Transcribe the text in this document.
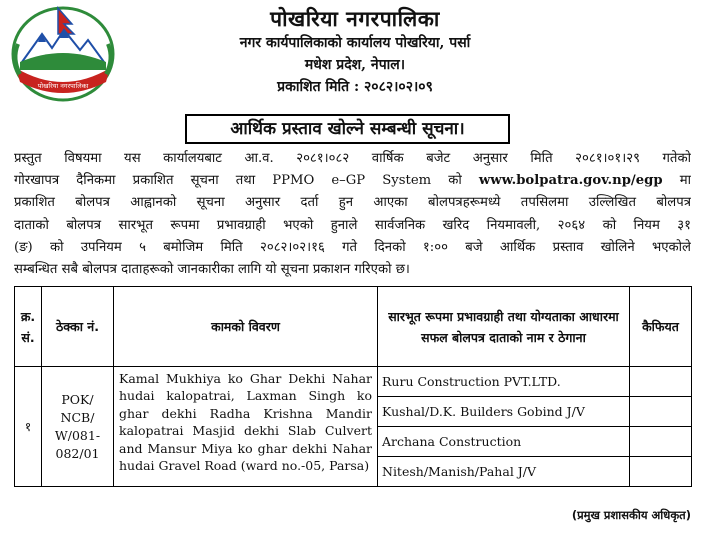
पोखरिया नगरपालिका
पोखरिया नगरपालिका
नगर कार्यपालिकाको कार्यालय पोखरिया, पर्सा
मधेश प्रदेश, नेपाल।
प्रकाशित मिति : २०८२।०२।०९
आर्थिक प्रस्ताव खोल्ने सम्बन्धी सूचना।
प्रस्तुत विषयमा यस कार्यालयबाट आ.व. २०८१।०८२ वार्षिक बजेट अनुसार मिति २०८१।०१।२९ गतेको
गोरखापत्र दैनिकमा प्रकाशित सूचना तथा PPMO e–GP System को www.bolpatra.gov.np/egp मा
प्रकाशित बोलपत्र आह्वानको सूचना अनुसार दर्ता हुन आएका बोलपत्रहरूमध्ये तपसिलमा उल्लिखित बोलपत्र
दाताको बोलपत्र सारभूत रूपमा प्रभावग्राही भएको हुनाले सार्वजनिक खरिद नियमावली, २०६४ को नियम ३१
(ङ) को उपनियम ५ बमोजिम मिति २०८२।०२।१६ गते दिनको १:०० बजे आर्थिक प्रस्ताव खोलिने भएकोले
सम्बन्धित सबै बोलपत्र दाताहरूको जानकारीका लागि यो सूचना प्रकाशन गरिएको छ।
क्र. सं.	ठेक्का नं.	कामको विवरण	सारभूत रूपमा प्रभावग्राही तथा योग्यताका आधारमा सफल बोलपत्र दाताको नाम र ठेगाना	कैफियत
१	POK/ NCB/ W/081- 082/01	Kamal Mukhiya ko Ghar Dekhi Nahar hudai kalopatrai, Laxman Singh ko ghar dekhi Radha Krishna Mandir kalopatrai Masjid dekhi Slab Culvert and Mansur Miya ko ghar dekhi Nahar hudai Gravel Road (ward no.-05, Parsa)	Ruru Construction PVT.LTD.	
			Kushal/D.K. Builders Gobind J/V	
			Archana Construction	
			Nitesh/Manish/Pahal J/V	
(प्रमुख प्रशासकीय अधिकृत)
___
Without including any picture, retype the entries exactly.

Transcribe the text in this document.
पोखरिया नगरपालिका
पोखरिया नगरपालिका
नगर कार्यपालिकाको कार्यालय पोखरिया, पर्सा
मधेश प्रदेश, नेपाल।
प्रकाशित मिति : २०८२।०२।०९
आर्थिक प्रस्ताव खोल्ने सम्बन्धी सूचना।
प्रस्तुत विषयमा यस कार्यालयबाट आ.व. २०८१।०८२ वार्षिक बजेट अनुसार मिति २०८१।०१।२९ गतेको
गोरखापत्र दैनिकमा प्रकाशित सूचना तथा PPMO e–GP System को www.bolpatra.gov.np/egp मा
प्रकाशित बोलपत्र आह्वानको सूचना अनुसार दर्ता हुन आएका बोलपत्रहरूमध्ये तपसिलमा उल्लिखित बोलपत्र
दाताको बोलपत्र सारभूत रूपमा प्रभावग्राही भएको हुनाले सार्वजनिक खरिद नियमावली, २०६४ को नियम ३१
(ङ) को उपनियम ५ बमोजिम मिति २०८२।०२।१६ गते दिनको १:०० बजे आर्थिक प्रस्ताव खोलिने भएकोले
सम्बन्धित सबै बोलपत्र दाताहरूको जानकारीका लागि यो सूचना प्रकाशन गरिएको छ।
क्र. सं.	ठेक्का नं.	कामको विवरण	सारभूत रूपमा प्रभावग्राही तथा योग्यताका आधारमा सफल बोलपत्र दाताको नाम र ठेगाना	कैफियत
१	POK/ NCB/ W/081- 082/01	Kamal Mukhiya ko Ghar Dekhi Nahar hudai kalopatrai, Laxman Singh ko ghar dekhi Radha Krishna Mandir kalopatrai Masjid dekhi Slab Culvert and Mansur Miya ko ghar dekhi Nahar hudai Gravel Road (ward no.-05, Parsa)	Ruru Construction PVT.LTD.	
			Kushal/D.K. Builders Gobind J/V	
			Archana Construction	
			Nitesh/Manish/Pahal J/V	
(प्रमुख प्रशासकीय अधिकृत)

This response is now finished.